- [Task prompt]: Below are the records; pull every line that includes "content".

- [Given entries]:
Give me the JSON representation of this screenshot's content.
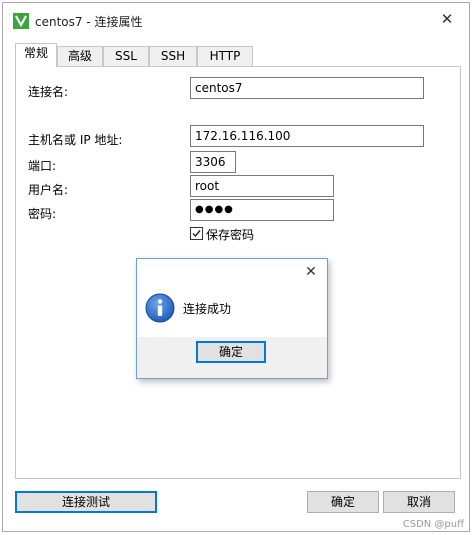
{
  "window": {
    "title": "centos7 - 连接属性"
  },
  "tabs": [
    {
      "label": "常规",
      "active": true
    },
    {
      "label": "高级",
      "active": false
    },
    {
      "label": "SSL",
      "active": false
    },
    {
      "label": "SSH",
      "active": false
    },
    {
      "label": "HTTP",
      "active": false
    }
  ],
  "form": {
    "connection_name_label": "连接名:",
    "connection_name_value": "centos7",
    "host_label": "主机名或 IP 地址:",
    "host_value": "172.16.116.100",
    "port_label": "端口:",
    "port_value": "3306",
    "username_label": "用户名:",
    "username_value": "root",
    "password_label": "密码:",
    "password_masked": "●●●●",
    "save_password_label": "保存密码",
    "save_password_checked": true
  },
  "dialog": {
    "message": "连接成功",
    "ok_label": "确定",
    "icon": "info-icon"
  },
  "footer": {
    "test_connection_label": "连接测试",
    "ok_label": "确定",
    "cancel_label": "取消"
  },
  "watermark": "CSDN @puff",
  "colors": {
    "accent": "#0078d7",
    "info_blue": "#1d5fbf",
    "app_icon_green": "#3aa53a"
  }
}
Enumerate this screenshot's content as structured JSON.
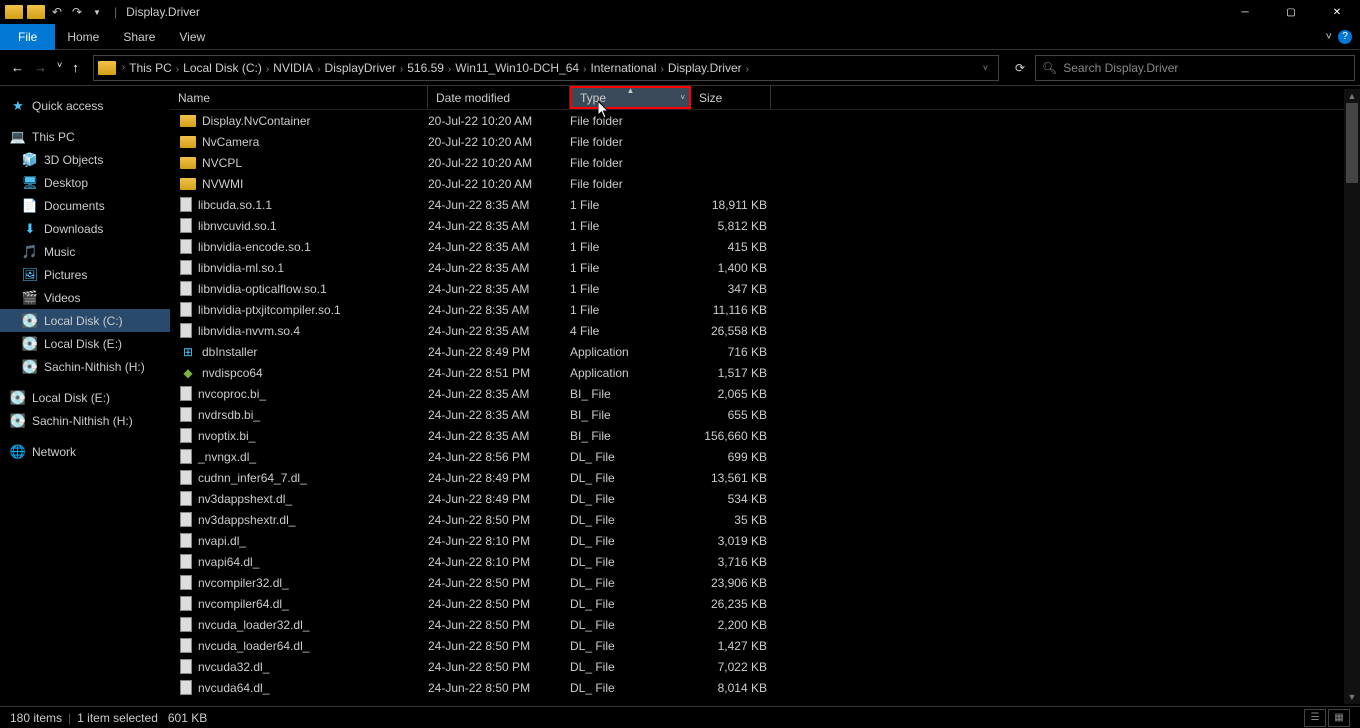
{
  "window": {
    "title": "Display.Driver"
  },
  "ribbon": {
    "file": "File",
    "home": "Home",
    "share": "Share",
    "view": "View"
  },
  "breadcrumb": [
    "This PC",
    "Local Disk (C:)",
    "NVIDIA",
    "DisplayDriver",
    "516.59",
    "Win11_Win10-DCH_64",
    "International",
    "Display.Driver"
  ],
  "search": {
    "placeholder": "Search Display.Driver"
  },
  "nav": {
    "quick": "Quick access",
    "thispc": "This PC",
    "thispc_items": [
      "3D Objects",
      "Desktop",
      "Documents",
      "Downloads",
      "Music",
      "Pictures",
      "Videos",
      "Local Disk (C:)",
      "Local Disk (E:)",
      "Sachin-Nithish (H:)"
    ],
    "drives": [
      "Local Disk (E:)",
      "Sachin-Nithish (H:)"
    ],
    "network": "Network"
  },
  "columns": {
    "name": "Name",
    "date": "Date modified",
    "type": "Type",
    "size": "Size"
  },
  "files": [
    {
      "name": "Display.NvContainer",
      "date": "20-Jul-22 10:20 AM",
      "type": "File folder",
      "size": "",
      "icon": "folder"
    },
    {
      "name": "NvCamera",
      "date": "20-Jul-22 10:20 AM",
      "type": "File folder",
      "size": "",
      "icon": "folder"
    },
    {
      "name": "NVCPL",
      "date": "20-Jul-22 10:20 AM",
      "type": "File folder",
      "size": "",
      "icon": "folder"
    },
    {
      "name": "NVWMI",
      "date": "20-Jul-22 10:20 AM",
      "type": "File folder",
      "size": "",
      "icon": "folder"
    },
    {
      "name": "libcuda.so.1.1",
      "date": "24-Jun-22 8:35 AM",
      "type": "1 File",
      "size": "18,911 KB",
      "icon": "doc"
    },
    {
      "name": "libnvcuvid.so.1",
      "date": "24-Jun-22 8:35 AM",
      "type": "1 File",
      "size": "5,812 KB",
      "icon": "doc"
    },
    {
      "name": "libnvidia-encode.so.1",
      "date": "24-Jun-22 8:35 AM",
      "type": "1 File",
      "size": "415 KB",
      "icon": "doc"
    },
    {
      "name": "libnvidia-ml.so.1",
      "date": "24-Jun-22 8:35 AM",
      "type": "1 File",
      "size": "1,400 KB",
      "icon": "doc"
    },
    {
      "name": "libnvidia-opticalflow.so.1",
      "date": "24-Jun-22 8:35 AM",
      "type": "1 File",
      "size": "347 KB",
      "icon": "doc"
    },
    {
      "name": "libnvidia-ptxjitcompiler.so.1",
      "date": "24-Jun-22 8:35 AM",
      "type": "1 File",
      "size": "11,116 KB",
      "icon": "doc"
    },
    {
      "name": "libnvidia-nvvm.so.4",
      "date": "24-Jun-22 8:35 AM",
      "type": "4 File",
      "size": "26,558 KB",
      "icon": "doc"
    },
    {
      "name": "dbInstaller",
      "date": "24-Jun-22 8:49 PM",
      "type": "Application",
      "size": "716 KB",
      "icon": "app"
    },
    {
      "name": "nvdispco64",
      "date": "24-Jun-22 8:51 PM",
      "type": "Application",
      "size": "1,517 KB",
      "icon": "app2"
    },
    {
      "name": "nvcoproc.bi_",
      "date": "24-Jun-22 8:35 AM",
      "type": "BI_ File",
      "size": "2,065 KB",
      "icon": "doc"
    },
    {
      "name": "nvdrsdb.bi_",
      "date": "24-Jun-22 8:35 AM",
      "type": "BI_ File",
      "size": "655 KB",
      "icon": "doc"
    },
    {
      "name": "nvoptix.bi_",
      "date": "24-Jun-22 8:35 AM",
      "type": "BI_ File",
      "size": "156,660 KB",
      "icon": "doc"
    },
    {
      "name": "_nvngx.dl_",
      "date": "24-Jun-22 8:56 PM",
      "type": "DL_ File",
      "size": "699 KB",
      "icon": "doc"
    },
    {
      "name": "cudnn_infer64_7.dl_",
      "date": "24-Jun-22 8:49 PM",
      "type": "DL_ File",
      "size": "13,561 KB",
      "icon": "doc"
    },
    {
      "name": "nv3dappshext.dl_",
      "date": "24-Jun-22 8:49 PM",
      "type": "DL_ File",
      "size": "534 KB",
      "icon": "doc"
    },
    {
      "name": "nv3dappshextr.dl_",
      "date": "24-Jun-22 8:50 PM",
      "type": "DL_ File",
      "size": "35 KB",
      "icon": "doc"
    },
    {
      "name": "nvapi.dl_",
      "date": "24-Jun-22 8:10 PM",
      "type": "DL_ File",
      "size": "3,019 KB",
      "icon": "doc"
    },
    {
      "name": "nvapi64.dl_",
      "date": "24-Jun-22 8:10 PM",
      "type": "DL_ File",
      "size": "3,716 KB",
      "icon": "doc"
    },
    {
      "name": "nvcompiler32.dl_",
      "date": "24-Jun-22 8:50 PM",
      "type": "DL_ File",
      "size": "23,906 KB",
      "icon": "doc"
    },
    {
      "name": "nvcompiler64.dl_",
      "date": "24-Jun-22 8:50 PM",
      "type": "DL_ File",
      "size": "26,235 KB",
      "icon": "doc"
    },
    {
      "name": "nvcuda_loader32.dl_",
      "date": "24-Jun-22 8:50 PM",
      "type": "DL_ File",
      "size": "2,200 KB",
      "icon": "doc"
    },
    {
      "name": "nvcuda_loader64.dl_",
      "date": "24-Jun-22 8:50 PM",
      "type": "DL_ File",
      "size": "1,427 KB",
      "icon": "doc"
    },
    {
      "name": "nvcuda32.dl_",
      "date": "24-Jun-22 8:50 PM",
      "type": "DL_ File",
      "size": "7,022 KB",
      "icon": "doc"
    },
    {
      "name": "nvcuda64.dl_",
      "date": "24-Jun-22 8:50 PM",
      "type": "DL_ File",
      "size": "8,014 KB",
      "icon": "doc"
    }
  ],
  "status": {
    "items": "180 items",
    "selected": "1 item selected",
    "size": "601 KB"
  },
  "nav_icons": {
    "3d": "🧊",
    "desktop": "🖥",
    "documents": "📄",
    "downloads": "⬇",
    "music": "🎵",
    "pictures": "🖼",
    "videos": "🎬",
    "disk": "💽",
    "network": "🌐",
    "pc": "💻",
    "star": "★"
  }
}
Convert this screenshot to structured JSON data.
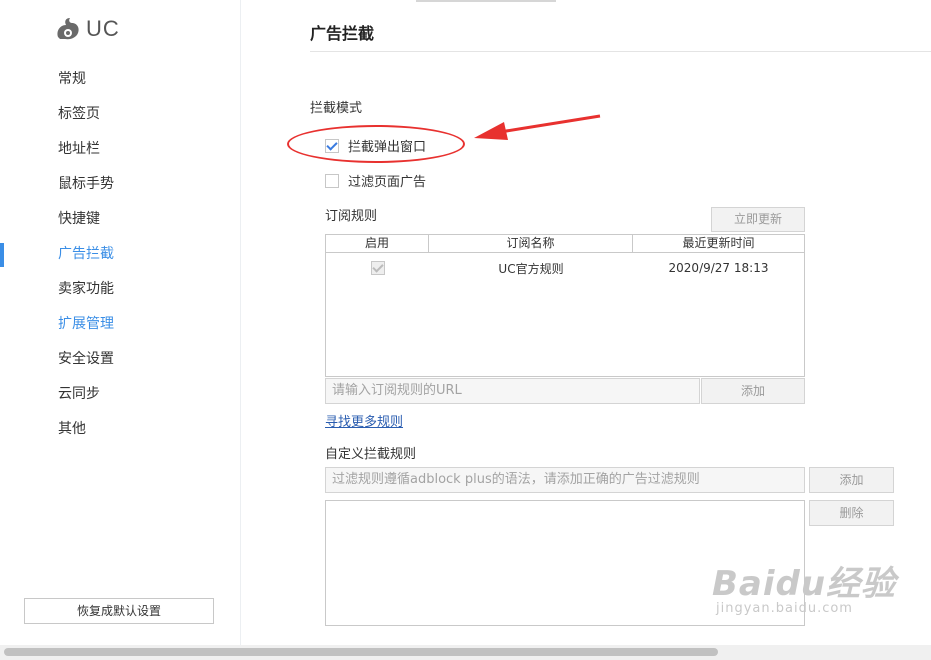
{
  "app": {
    "logo_text": "UC"
  },
  "sidebar": {
    "items": [
      {
        "label": "常规"
      },
      {
        "label": "标签页"
      },
      {
        "label": "地址栏"
      },
      {
        "label": "鼠标手势"
      },
      {
        "label": "快捷键"
      },
      {
        "label": "广告拦截"
      },
      {
        "label": "卖家功能"
      },
      {
        "label": "扩展管理"
      },
      {
        "label": "安全设置"
      },
      {
        "label": "云同步"
      },
      {
        "label": "其他"
      }
    ],
    "active_index": 5,
    "restore_label": "恢复成默认设置"
  },
  "main": {
    "title": "广告拦截",
    "block_mode_label": "拦截模式",
    "options": [
      {
        "label": "拦截弹出窗口",
        "checked": true
      },
      {
        "label": "过滤页面广告",
        "checked": false
      }
    ],
    "subscription": {
      "label": "订阅规则",
      "update_now": "立即更新",
      "columns": [
        "启用",
        "订阅名称",
        "最近更新时间"
      ],
      "rows": [
        {
          "enabled": true,
          "name": "UC官方规则",
          "updated": "2020/9/27 18:13"
        }
      ],
      "url_placeholder": "请输入订阅规则的URL",
      "add_label": "添加",
      "more_rules_link": "寻找更多规则"
    },
    "custom": {
      "label": "自定义拦截规则",
      "placeholder": "过滤规则遵循adblock plus的语法，请添加正确的广告过滤规则",
      "add_label": "添加",
      "delete_label": "删除"
    }
  },
  "watermark": {
    "brand": "Baidu经验",
    "url": "jingyan.baidu.com"
  },
  "colors": {
    "accent": "#3a8ee6",
    "annotation": "#e8312f"
  }
}
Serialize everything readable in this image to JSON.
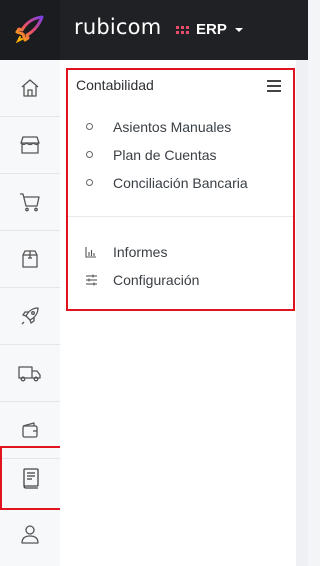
{
  "header": {
    "brand": "rubicom",
    "product": "ERP",
    "logo_icon": "rocket-logo-icon",
    "accent_color": "#e94b6a"
  },
  "sidebar": {
    "items": [
      {
        "icon": "home-icon"
      },
      {
        "icon": "store-icon"
      },
      {
        "icon": "cart-icon"
      },
      {
        "icon": "box-icon"
      },
      {
        "icon": "rocket-icon"
      },
      {
        "icon": "truck-icon"
      },
      {
        "icon": "wallet-icon"
      },
      {
        "icon": "ledger-book-icon",
        "active": true
      },
      {
        "icon": "user-icon"
      }
    ]
  },
  "menu": {
    "title": "Contabilidad",
    "items": [
      {
        "label": "Asientos Manuales"
      },
      {
        "label": "Plan de Cuentas"
      },
      {
        "label": "Conciliación Bancaria"
      }
    ],
    "footer_items": [
      {
        "label": "Informes",
        "icon": "bar-chart-icon"
      },
      {
        "label": "Configuración",
        "icon": "sliders-icon"
      }
    ]
  },
  "colors": {
    "topbar": "#202124",
    "highlight": "#e0141e"
  }
}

- [Task result]:
Give me the JSON representation of this screenshot's content.
Enumerate this screenshot's content as structured JSON.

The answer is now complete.